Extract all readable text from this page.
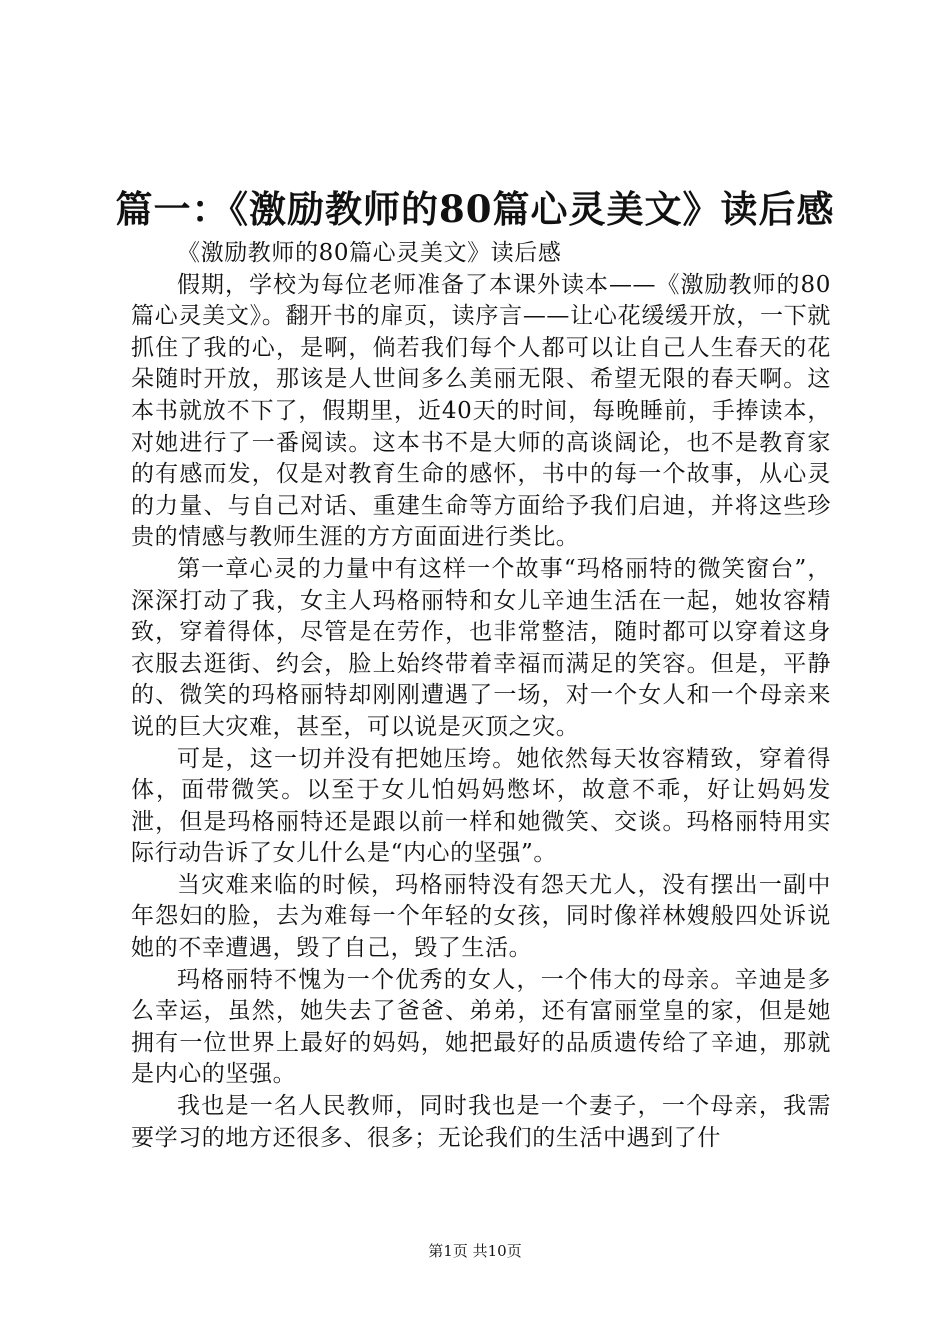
篇一：《激励教师的80篇心灵美文》读后感

《激励教师的80篇心灵美文》读后感

假期，学校为每位老师准备了本课外读本——《激励教师的80篇心灵美文》。翻开书的扉页，读序言——让心花缓缓开放，一下就抓住了我的心，是啊，倘若我们每个人都可以让自己人生春天的花朵随时开放，那该是人世间多么美丽无限、希望无限的春天啊。这本书就放不下了，假期里，近40天的时间，每晚睡前，手捧读本，对她进行了一番阅读。这本书不是大师的高谈阔论，也不是教育家的有感而发，仅是对教育生命的感怀，书中的每一个故事，从心灵的力量、与自己对话、重建生命等方面给予我们启迪，并将这些珍贵的情感与教师生涯的方方面面进行类比。

第一章心灵的力量中有这样一个故事“玛格丽特的微笑窗台”，深深打动了我，女主人玛格丽特和女儿辛迪生活在一起，她妆容精致，穿着得体，尽管是在劳作，也非常整洁，随时都可以穿着这身衣服去逛街、约会，脸上始终带着幸福而满足的笑容。但是，平静的、微笑的玛格丽特却刚刚遭遇了一场，对一个女人和一个母亲来说的巨大灾难，甚至，可以说是灭顶之灾。

可是，这一切并没有把她压垮。她依然每天妆容精致，穿着得体，面带微笑。以至于女儿怕妈妈憋坏，故意不乖，好让妈妈发泄，但是玛格丽特还是跟以前一样和她微笑、交谈。玛格丽特用实际行动告诉了女儿什么是“内心的坚强”。

当灾难来临的时候，玛格丽特没有怨天尤人，没有摆出一副中年怨妇的脸，去为难每一个年轻的女孩，同时像祥林嫂般四处诉说她的不幸遭遇，毁了自己，毁了生活。

玛格丽特不愧为一个优秀的女人，一个伟大的母亲。辛迪是多么幸运，虽然，她失去了爸爸、弟弟，还有富丽堂皇的家，但是她拥有一位世界上最好的妈妈，她把最好的品质遗传给了辛迪，那就是内心的坚强。

我也是一名人民教师，同时我也是一个妻子，一个母亲，我需要学习的地方还很多、很多；无论我们的生活中遇到了什

第1页 共10页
___
Exactly reproduce each record, leaving out any pictures.

Extract all readable text from this page.
篇一：《激励教师的80篇心灵美文》读后感

《激励教师的80篇心灵美文》读后感

假期，学校为每位老师准备了本课外读本——《激励教师的80篇心灵美文》。翻开书的扉页，读序言——让心花缓缓开放，一下就抓住了我的心，是啊，倘若我们每个人都可以让自己人生春天的花朵随时开放，那该是人世间多么美丽无限、希望无限的春天啊。这本书就放不下了，假期里，近40天的时间，每晚睡前，手捧读本，对她进行了一番阅读。这本书不是大师的高谈阔论，也不是教育家的有感而发，仅是对教育生命的感怀，书中的每一个故事，从心灵的力量、与自己对话、重建生命等方面给予我们启迪，并将这些珍贵的情感与教师生涯的方方面面进行类比。

第一章心灵的力量中有这样一个故事“玛格丽特的微笑窗台”，深深打动了我，女主人玛格丽特和女儿辛迪生活在一起，她妆容精致，穿着得体，尽管是在劳作，也非常整洁，随时都可以穿着这身衣服去逛街、约会，脸上始终带着幸福而满足的笑容。但是，平静的、微笑的玛格丽特却刚刚遭遇了一场，对一个女人和一个母亲来说的巨大灾难，甚至，可以说是灭顶之灾。

可是，这一切并没有把她压垮。她依然每天妆容精致，穿着得体，面带微笑。以至于女儿怕妈妈憋坏，故意不乖，好让妈妈发泄，但是玛格丽特还是跟以前一样和她微笑、交谈。玛格丽特用实际行动告诉了女儿什么是“内心的坚强”。

当灾难来临的时候，玛格丽特没有怨天尤人，没有摆出一副中年怨妇的脸，去为难每一个年轻的女孩，同时像祥林嫂般四处诉说她的不幸遭遇，毁了自己，毁了生活。

玛格丽特不愧为一个优秀的女人，一个伟大的母亲。辛迪是多么幸运，虽然，她失去了爸爸、弟弟，还有富丽堂皇的家，但是她拥有一位世界上最好的妈妈，她把最好的品质遗传给了辛迪，那就是内心的坚强。

我也是一名人民教师，同时我也是一个妻子，一个母亲，我需要学习的地方还很多、很多；无论我们的生活中遇到了什

第1页 共10页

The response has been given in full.